» Exercise
Below are the records. Count the lines containing the string "image", and reply with the number alone.

» Figure collection entries
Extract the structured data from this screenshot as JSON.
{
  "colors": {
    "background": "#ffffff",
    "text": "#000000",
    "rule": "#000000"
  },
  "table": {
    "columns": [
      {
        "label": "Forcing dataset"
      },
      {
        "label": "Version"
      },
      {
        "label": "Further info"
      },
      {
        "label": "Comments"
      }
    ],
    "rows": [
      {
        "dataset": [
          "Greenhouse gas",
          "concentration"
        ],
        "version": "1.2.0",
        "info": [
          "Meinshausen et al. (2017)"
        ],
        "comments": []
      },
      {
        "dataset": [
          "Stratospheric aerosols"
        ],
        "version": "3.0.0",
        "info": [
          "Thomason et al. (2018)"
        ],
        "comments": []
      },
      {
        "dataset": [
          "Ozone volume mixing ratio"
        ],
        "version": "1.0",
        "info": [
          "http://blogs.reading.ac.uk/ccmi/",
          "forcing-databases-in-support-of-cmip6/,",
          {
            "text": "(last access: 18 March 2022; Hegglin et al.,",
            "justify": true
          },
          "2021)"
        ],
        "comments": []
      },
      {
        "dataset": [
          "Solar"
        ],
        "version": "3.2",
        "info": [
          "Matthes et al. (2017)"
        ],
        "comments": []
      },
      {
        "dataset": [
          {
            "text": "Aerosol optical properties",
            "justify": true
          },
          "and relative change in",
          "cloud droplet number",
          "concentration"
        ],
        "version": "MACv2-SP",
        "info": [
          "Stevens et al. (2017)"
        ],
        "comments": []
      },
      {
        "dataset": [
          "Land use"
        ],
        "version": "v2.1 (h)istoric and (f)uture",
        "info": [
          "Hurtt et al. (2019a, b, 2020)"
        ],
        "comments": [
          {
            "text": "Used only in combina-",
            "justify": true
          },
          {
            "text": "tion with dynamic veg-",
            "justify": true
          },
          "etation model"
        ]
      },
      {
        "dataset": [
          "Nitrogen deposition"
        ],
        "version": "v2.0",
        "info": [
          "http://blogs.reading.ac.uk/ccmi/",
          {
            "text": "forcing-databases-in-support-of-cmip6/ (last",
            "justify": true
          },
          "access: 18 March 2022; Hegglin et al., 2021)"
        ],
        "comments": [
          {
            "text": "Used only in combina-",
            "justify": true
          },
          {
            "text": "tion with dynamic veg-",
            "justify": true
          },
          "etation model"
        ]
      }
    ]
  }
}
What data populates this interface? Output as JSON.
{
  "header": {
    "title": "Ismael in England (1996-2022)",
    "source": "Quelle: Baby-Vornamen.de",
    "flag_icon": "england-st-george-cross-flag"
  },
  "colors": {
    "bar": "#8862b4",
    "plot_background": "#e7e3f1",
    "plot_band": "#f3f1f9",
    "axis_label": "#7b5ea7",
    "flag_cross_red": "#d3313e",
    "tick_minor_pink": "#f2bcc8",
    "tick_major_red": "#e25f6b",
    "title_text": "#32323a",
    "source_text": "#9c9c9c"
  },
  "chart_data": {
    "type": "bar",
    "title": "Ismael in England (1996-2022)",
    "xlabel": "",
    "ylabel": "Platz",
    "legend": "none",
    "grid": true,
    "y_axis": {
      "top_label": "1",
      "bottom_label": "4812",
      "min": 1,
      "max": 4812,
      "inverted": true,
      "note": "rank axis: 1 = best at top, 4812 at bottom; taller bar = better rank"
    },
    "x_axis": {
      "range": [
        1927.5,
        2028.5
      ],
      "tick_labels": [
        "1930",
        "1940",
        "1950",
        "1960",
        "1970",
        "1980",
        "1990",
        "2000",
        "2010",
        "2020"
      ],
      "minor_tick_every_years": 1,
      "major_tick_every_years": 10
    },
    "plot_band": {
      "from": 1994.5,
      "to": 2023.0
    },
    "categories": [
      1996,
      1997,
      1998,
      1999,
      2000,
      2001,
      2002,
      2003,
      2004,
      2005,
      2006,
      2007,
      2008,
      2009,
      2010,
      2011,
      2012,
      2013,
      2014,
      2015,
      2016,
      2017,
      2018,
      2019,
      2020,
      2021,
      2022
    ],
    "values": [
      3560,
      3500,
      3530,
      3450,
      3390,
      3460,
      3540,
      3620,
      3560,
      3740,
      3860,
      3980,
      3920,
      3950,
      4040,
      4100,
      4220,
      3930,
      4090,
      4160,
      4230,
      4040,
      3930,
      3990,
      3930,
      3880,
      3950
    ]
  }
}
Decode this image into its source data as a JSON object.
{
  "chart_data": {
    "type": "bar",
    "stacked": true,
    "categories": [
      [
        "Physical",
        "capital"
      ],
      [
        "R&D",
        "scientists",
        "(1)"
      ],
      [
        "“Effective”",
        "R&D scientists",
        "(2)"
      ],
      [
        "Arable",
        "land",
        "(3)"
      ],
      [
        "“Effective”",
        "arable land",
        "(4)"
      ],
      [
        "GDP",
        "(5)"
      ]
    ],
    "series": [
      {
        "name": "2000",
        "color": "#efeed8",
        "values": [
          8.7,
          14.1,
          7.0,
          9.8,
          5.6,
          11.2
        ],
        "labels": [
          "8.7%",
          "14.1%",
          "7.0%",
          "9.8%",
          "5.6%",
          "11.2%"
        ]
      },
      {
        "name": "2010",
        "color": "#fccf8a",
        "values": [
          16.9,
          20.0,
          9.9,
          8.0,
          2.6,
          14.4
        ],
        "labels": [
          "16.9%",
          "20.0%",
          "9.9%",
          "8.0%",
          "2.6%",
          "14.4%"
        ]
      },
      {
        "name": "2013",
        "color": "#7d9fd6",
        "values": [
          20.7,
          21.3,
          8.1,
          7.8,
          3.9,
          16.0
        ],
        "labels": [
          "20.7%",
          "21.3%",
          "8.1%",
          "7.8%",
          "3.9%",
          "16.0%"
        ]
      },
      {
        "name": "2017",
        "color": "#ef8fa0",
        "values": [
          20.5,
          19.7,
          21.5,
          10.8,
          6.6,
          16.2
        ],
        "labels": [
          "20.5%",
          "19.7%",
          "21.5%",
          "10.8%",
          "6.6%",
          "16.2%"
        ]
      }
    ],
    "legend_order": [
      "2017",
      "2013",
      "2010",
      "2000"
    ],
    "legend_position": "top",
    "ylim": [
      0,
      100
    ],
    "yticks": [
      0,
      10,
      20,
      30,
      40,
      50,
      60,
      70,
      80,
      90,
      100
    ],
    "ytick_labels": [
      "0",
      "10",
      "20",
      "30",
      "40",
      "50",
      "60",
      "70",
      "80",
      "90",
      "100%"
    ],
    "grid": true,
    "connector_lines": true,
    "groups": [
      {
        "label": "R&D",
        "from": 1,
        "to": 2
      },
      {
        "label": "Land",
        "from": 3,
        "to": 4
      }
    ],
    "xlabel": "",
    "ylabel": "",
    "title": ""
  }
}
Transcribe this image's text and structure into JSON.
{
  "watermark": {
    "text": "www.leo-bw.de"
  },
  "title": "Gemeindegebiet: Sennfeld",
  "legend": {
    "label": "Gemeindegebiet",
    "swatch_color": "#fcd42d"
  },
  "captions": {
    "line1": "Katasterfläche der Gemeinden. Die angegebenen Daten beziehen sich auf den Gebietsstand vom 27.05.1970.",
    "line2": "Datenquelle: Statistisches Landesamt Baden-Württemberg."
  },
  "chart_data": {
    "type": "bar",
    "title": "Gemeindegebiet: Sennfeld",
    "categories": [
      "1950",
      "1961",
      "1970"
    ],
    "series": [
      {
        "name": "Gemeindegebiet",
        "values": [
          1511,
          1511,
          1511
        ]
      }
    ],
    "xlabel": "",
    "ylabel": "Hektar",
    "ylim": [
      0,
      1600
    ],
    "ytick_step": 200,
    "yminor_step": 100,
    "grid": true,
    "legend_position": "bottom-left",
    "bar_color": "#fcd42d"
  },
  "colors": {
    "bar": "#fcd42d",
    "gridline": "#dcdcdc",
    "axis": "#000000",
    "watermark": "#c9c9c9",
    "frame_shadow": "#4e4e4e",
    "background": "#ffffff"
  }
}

» Finished task
2